INSTRUCTION:
Extract each line of the material that follows exactly and omit its pictures.

PROVIDED ENTRIES:
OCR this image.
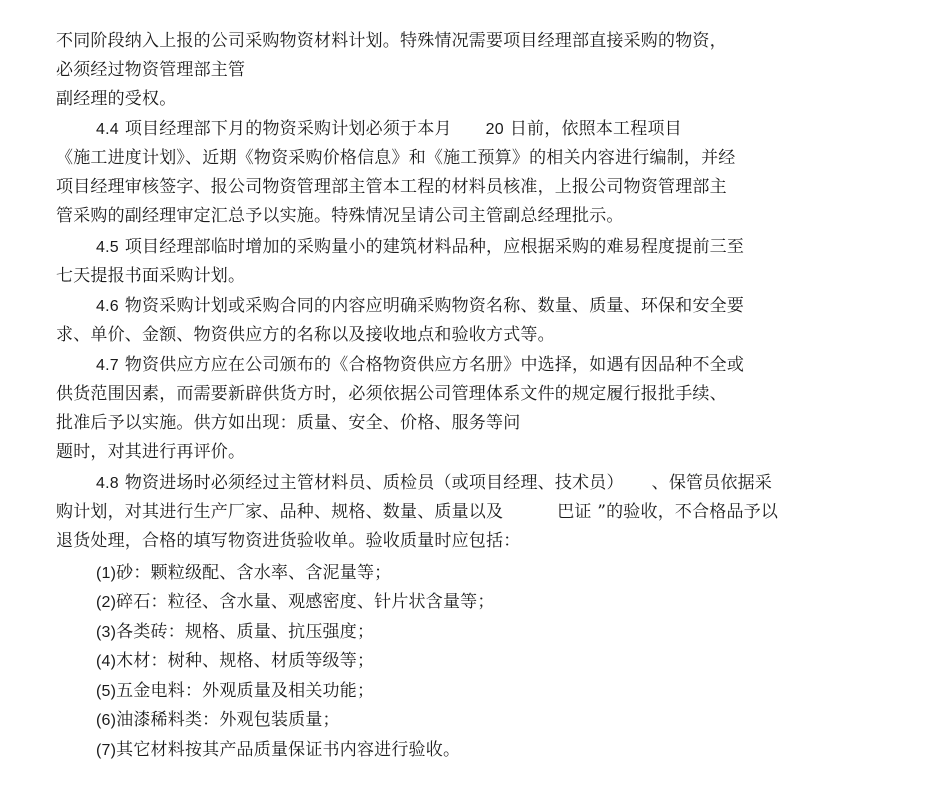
不同阶段纳入上报的公司采购物资材料计划。特殊情况需要项目经理部直接采购的物资，
必须经过物资管理部主管
副经理的受权。
4.4 项目经理部下月的物资采购计划必须于本月 20 日前，依照本工程项目
《施工进度计划》、近期《物资采购价格信息》和《施工预算》的相关内容进行编制，并经
项目经理审核签字、报公司物资管理部主管本工程的材料员核准，上报公司物资管理部主
管采购的副经理审定汇总予以实施。特殊情况呈请公司主管副总经理批示。
4.5 项目经理部临时增加的采购量小的建筑材料品种，应根据采购的难易程度提前三至
七天提报书面采购计划。
4.6 物资采购计划或采购合同的内容应明确采购物资名称、数量、质量、环保和安全要
求、单价、金额、物资供应方的名称以及接收地点和验收方式等。
4.7 物资供应方应在公司颁布的《合格物资供应方名册》中选择，如遇有因品种不全或
供货范围因素，而需要新辟供货方时，必须依据公司管理体系文件的规定履行报批手续、
批准后予以实施。供方如出现：质量、安全、价格、服务等问
题时，对其进行再评价。
4.8 物资进场时必须经过主管材料员、质检员（或项目经理、技术员） 、保管员依据采
购计划，对其进行生产厂家、品种、规格、数量、质量以及	巴证 ”的验收，不合格品予以
退货处理，合格的填写物资进货验收单。验收质量时应包括：
(1)砂：颗粒级配、含水率、含泥量等；
(2)碎石：粒径、含水量、观感密度、针片状含量等；
(3)各类砖：规格、质量、抗压强度；
(4)木材：树种、规格、材质等级等；
(5)五金电料：外观质量及相关功能；
(6)油漆稀料类：外观包装质量；
(7)其它材料按其产品质量保证书内容进行验收。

EXPECTED OUTPUT:
OCR this image.
不同阶段纳入上报的公司采购物资材料计划。特殊情况需要项目经理部直接采购的物资，
必须经过物资管理部主管
副经理的受权。
4.4 项目经理部下月的物资采购计划必须于本月 20 日前，依照本工程项目
《施工进度计划》、近期《物资采购价格信息》和《施工预算》的相关内容进行编制，并经
项目经理审核签字、报公司物资管理部主管本工程的材料员核准，上报公司物资管理部主
管采购的副经理审定汇总予以实施。特殊情况呈请公司主管副总经理批示。
4.5 项目经理部临时增加的采购量小的建筑材料品种，应根据采购的难易程度提前三至
七天提报书面采购计划。
4.6 物资采购计划或采购合同的内容应明确采购物资名称、数量、质量、环保和安全要
求、单价、金额、物资供应方的名称以及接收地点和验收方式等。
4.7 物资供应方应在公司颁布的《合格物资供应方名册》中选择，如遇有因品种不全或
供货范围因素，而需要新辟供货方时，必须依据公司管理体系文件的规定履行报批手续、
批准后予以实施。供方如出现：质量、安全、价格、服务等问
题时，对其进行再评价。
4.8 物资进场时必须经过主管材料员、质检员（或项目经理、技术员） 、保管员依据采
购计划，对其进行生产厂家、品种、规格、数量、质量以及	巴证 ”的验收，不合格品予以
退货处理，合格的填写物资进货验收单。验收质量时应包括：
(1)砂：颗粒级配、含水率、含泥量等；
(2)碎石：粒径、含水量、观感密度、针片状含量等；
(3)各类砖：规格、质量、抗压强度；
(4)木材：树种、规格、材质等级等；
(5)五金电料：外观质量及相关功能；
(6)油漆稀料类：外观包装质量；
(7)其它材料按其产品质量保证书内容进行验收。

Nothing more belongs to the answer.